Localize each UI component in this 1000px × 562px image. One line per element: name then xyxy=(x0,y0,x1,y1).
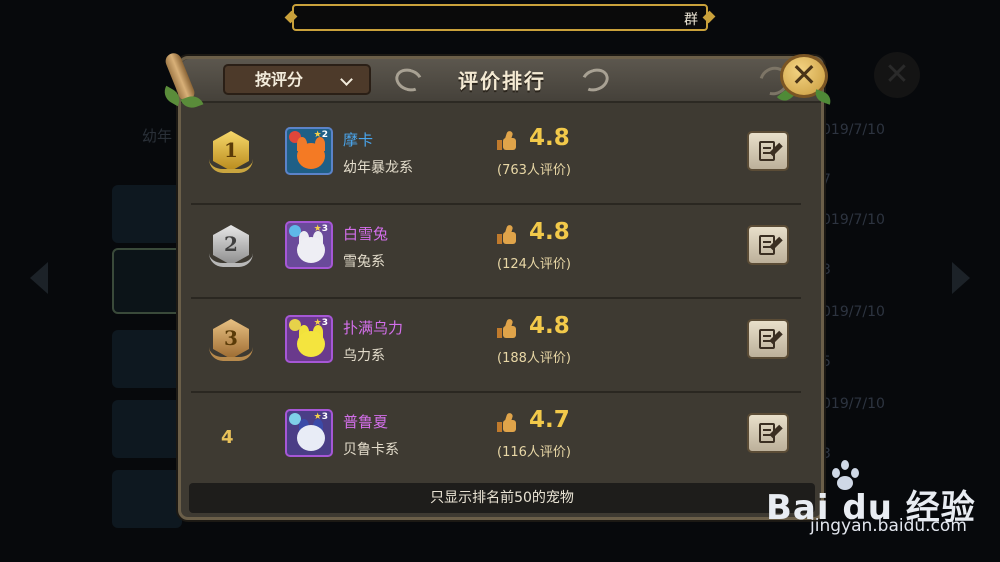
rating-score: 4.8 xyxy=(529,125,570,151)
rank-badge-gold: 1 xyxy=(209,129,253,177)
pet-family: 幼年暴龙系 xyxy=(343,160,413,176)
rating-ranking-panel: 按评分 评价排行 1 ★2 摩卡 幼年暴龙系 4.8 (763人评价) 2 ★3… xyxy=(178,56,824,520)
write-review-button[interactable] xyxy=(747,131,789,171)
pet-family: 雪兔系 xyxy=(343,254,385,270)
rank-number: 3 xyxy=(224,326,238,350)
thumbs-up-icon xyxy=(497,130,517,151)
arrow-left-icon xyxy=(30,262,48,294)
pet-family: 贝鲁卡系 xyxy=(343,442,399,458)
ranking-row: 4 ★3 普鲁夏 贝鲁卡系 4.7 (116人评价) xyxy=(191,393,801,487)
pet-avatar[interactable]: ★3 xyxy=(285,315,333,363)
rating-score: 4.7 xyxy=(529,407,570,433)
thumbs-up-icon xyxy=(497,224,517,245)
background-date: 019/7/10 xyxy=(822,304,885,320)
rating-score: 4.8 xyxy=(529,313,570,339)
panel-header: 按评分 评价排行 xyxy=(181,59,821,103)
background-close-icon: ✕ xyxy=(874,52,920,98)
background-card-selected xyxy=(112,248,182,314)
ranking-row: 1 ★2 摩卡 幼年暴龙系 4.8 (763人评价) xyxy=(191,111,801,205)
review-count: (188人评价) xyxy=(497,351,571,366)
background-date: 019/7/10 xyxy=(822,212,885,228)
ranking-row: 2 ★3 白雪兔 雪兔系 4.8 (124人评价) xyxy=(191,205,801,299)
pet-avatar[interactable]: ★3 xyxy=(285,221,333,269)
watermark-url: jingyan.baidu.com xyxy=(810,516,967,536)
write-review-button[interactable] xyxy=(747,225,789,265)
sort-label: 按评分 xyxy=(255,70,304,89)
sort-dropdown[interactable]: 按评分 xyxy=(223,64,371,95)
rank-number: 4 xyxy=(221,427,234,448)
pet-name: 普鲁夏 xyxy=(343,413,389,431)
rank-badge-silver: 2 xyxy=(209,223,253,271)
top-name-bar: 群 xyxy=(292,4,708,31)
panel-title: 评价排行 xyxy=(458,69,546,93)
arrow-right-icon xyxy=(952,262,970,294)
pet-name: 白雪兔 xyxy=(343,225,389,243)
background-date: 019/7/10 xyxy=(822,122,885,138)
footer-note: 只显示排名前50的宠物 xyxy=(189,483,815,513)
rank-badge-bronze: 3 xyxy=(209,317,253,365)
review-count: (124人评价) xyxy=(497,257,571,272)
baidu-watermark: Bai du 经验 jingyan.baidu.com xyxy=(766,458,996,542)
review-count: (116人评价) xyxy=(497,445,571,460)
background-label: 幼年 xyxy=(142,127,173,145)
review-count: (763人评价) xyxy=(497,163,571,178)
top-bar-text: 群 xyxy=(684,12,698,28)
pet-name: 摩卡 xyxy=(343,131,374,149)
background-card xyxy=(112,330,182,388)
background-card xyxy=(112,185,182,243)
ranking-list: 1 ★2 摩卡 幼年暴龙系 4.8 (763人评价) 2 ★3 白雪兔 雪兔系 … xyxy=(191,111,801,487)
title-ornament xyxy=(392,64,426,96)
rank-number: 2 xyxy=(224,232,238,256)
background-card xyxy=(112,400,182,458)
pet-figure xyxy=(297,331,325,357)
chevron-down-icon xyxy=(340,73,353,86)
write-review-button[interactable] xyxy=(747,413,789,453)
background-date: 019/7/10 xyxy=(822,396,885,412)
pet-figure xyxy=(297,143,325,169)
pet-family: 乌力系 xyxy=(343,348,385,364)
pet-avatar[interactable]: ★2 xyxy=(285,127,333,175)
scroll-decoration-icon xyxy=(160,50,204,114)
close-button[interactable]: ✕ xyxy=(776,52,834,105)
title-ornament xyxy=(578,64,612,96)
thumbs-up-icon xyxy=(497,412,517,433)
rank-number: 1 xyxy=(224,138,238,162)
pet-figure xyxy=(297,237,325,263)
thumbs-up-icon xyxy=(497,318,517,339)
rating-score: 4.8 xyxy=(529,219,570,245)
pet-name: 扑满乌力 xyxy=(343,319,404,337)
pet-avatar[interactable]: ★3 xyxy=(285,409,333,457)
ranking-row: 3 ★3 扑满乌力 乌力系 4.8 (188人评价) xyxy=(191,299,801,393)
background-card xyxy=(112,470,182,528)
pet-figure xyxy=(297,425,325,451)
write-review-button[interactable] xyxy=(747,319,789,359)
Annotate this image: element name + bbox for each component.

AIM » Set down, without any change, the rows starting with the line containing "rating-score: 4.8 xyxy=(529,125,570,151)" and going on through the line containing "panel-header: 按评分 评价排行 xyxy=(181,59,821,103)", both of them included.

SOLUTION TO THIS PROBLEM »
rating-score: 4.8 xyxy=(529,125,570,151)
rank-badge-gold: 1 xyxy=(209,129,253,177)
pet-family: 幼年暴龙系 xyxy=(343,160,413,176)
rating-ranking-panel: 按评分 评价排行 1 ★2 摩卡 幼年暴龙系 4.8 (763人评价) 2 ★3… xyxy=(178,56,824,520)
write-review-button[interactable] xyxy=(747,131,789,171)
pet-family: 雪兔系 xyxy=(343,254,385,270)
rank-number: 3 xyxy=(224,326,238,350)
thumbs-up-icon xyxy=(497,130,517,151)
arrow-left-icon xyxy=(30,262,48,294)
pet-family: 贝鲁卡系 xyxy=(343,442,399,458)
ranking-row: 4 ★3 普鲁夏 贝鲁卡系 4.7 (116人评价) xyxy=(191,393,801,487)
pet-avatar[interactable]: ★3 xyxy=(285,315,333,363)
rating-score: 4.7 xyxy=(529,407,570,433)
thumbs-up-icon xyxy=(497,224,517,245)
background-date: 019/7/10 xyxy=(822,304,885,320)
rating-score: 4.8 xyxy=(529,313,570,339)
panel-header: 按评分 评价排行 xyxy=(181,59,821,103)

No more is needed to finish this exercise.